-- start The records --
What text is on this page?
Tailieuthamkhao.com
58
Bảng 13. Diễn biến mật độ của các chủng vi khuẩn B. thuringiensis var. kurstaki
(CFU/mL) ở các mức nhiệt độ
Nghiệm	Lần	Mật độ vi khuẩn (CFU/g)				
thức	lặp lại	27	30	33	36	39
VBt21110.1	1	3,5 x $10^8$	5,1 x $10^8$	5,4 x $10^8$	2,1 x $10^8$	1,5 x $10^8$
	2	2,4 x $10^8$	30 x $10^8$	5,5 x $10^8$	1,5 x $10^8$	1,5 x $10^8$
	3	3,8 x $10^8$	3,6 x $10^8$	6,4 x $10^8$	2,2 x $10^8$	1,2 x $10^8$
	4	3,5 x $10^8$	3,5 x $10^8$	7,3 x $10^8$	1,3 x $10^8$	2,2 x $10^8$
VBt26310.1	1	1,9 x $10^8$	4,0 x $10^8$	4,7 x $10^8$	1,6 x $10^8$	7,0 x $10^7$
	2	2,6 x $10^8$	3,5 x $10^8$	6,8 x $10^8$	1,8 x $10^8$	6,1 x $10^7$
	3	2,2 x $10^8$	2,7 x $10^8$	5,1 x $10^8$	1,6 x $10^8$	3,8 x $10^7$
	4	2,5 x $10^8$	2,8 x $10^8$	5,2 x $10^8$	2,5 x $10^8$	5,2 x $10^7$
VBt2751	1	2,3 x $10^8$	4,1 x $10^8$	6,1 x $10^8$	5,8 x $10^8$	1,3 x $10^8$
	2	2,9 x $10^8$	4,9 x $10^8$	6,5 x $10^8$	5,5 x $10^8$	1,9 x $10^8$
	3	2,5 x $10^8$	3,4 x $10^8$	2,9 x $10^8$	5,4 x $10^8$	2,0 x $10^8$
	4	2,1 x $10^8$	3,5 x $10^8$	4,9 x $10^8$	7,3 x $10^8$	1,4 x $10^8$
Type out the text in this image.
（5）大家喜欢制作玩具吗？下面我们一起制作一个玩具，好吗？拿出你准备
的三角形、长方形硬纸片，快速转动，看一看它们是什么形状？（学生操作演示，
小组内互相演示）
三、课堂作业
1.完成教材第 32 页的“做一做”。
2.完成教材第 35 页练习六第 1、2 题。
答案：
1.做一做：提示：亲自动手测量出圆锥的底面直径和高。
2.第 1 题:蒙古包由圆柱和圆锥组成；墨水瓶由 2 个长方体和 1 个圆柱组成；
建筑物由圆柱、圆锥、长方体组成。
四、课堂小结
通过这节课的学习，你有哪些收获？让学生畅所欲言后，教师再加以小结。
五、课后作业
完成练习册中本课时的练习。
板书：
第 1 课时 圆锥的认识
-- end The records --
Brief ->
Go through the lines above. Select every one that has the string "khuẩn".

Expected answer ->
Bảng 13. Diễn biến mật độ của các chủng vi khuẩn B. thuringiensis var. kurstaki
Nghiệm	Lần	Mật độ vi khuẩn (CFU/g)				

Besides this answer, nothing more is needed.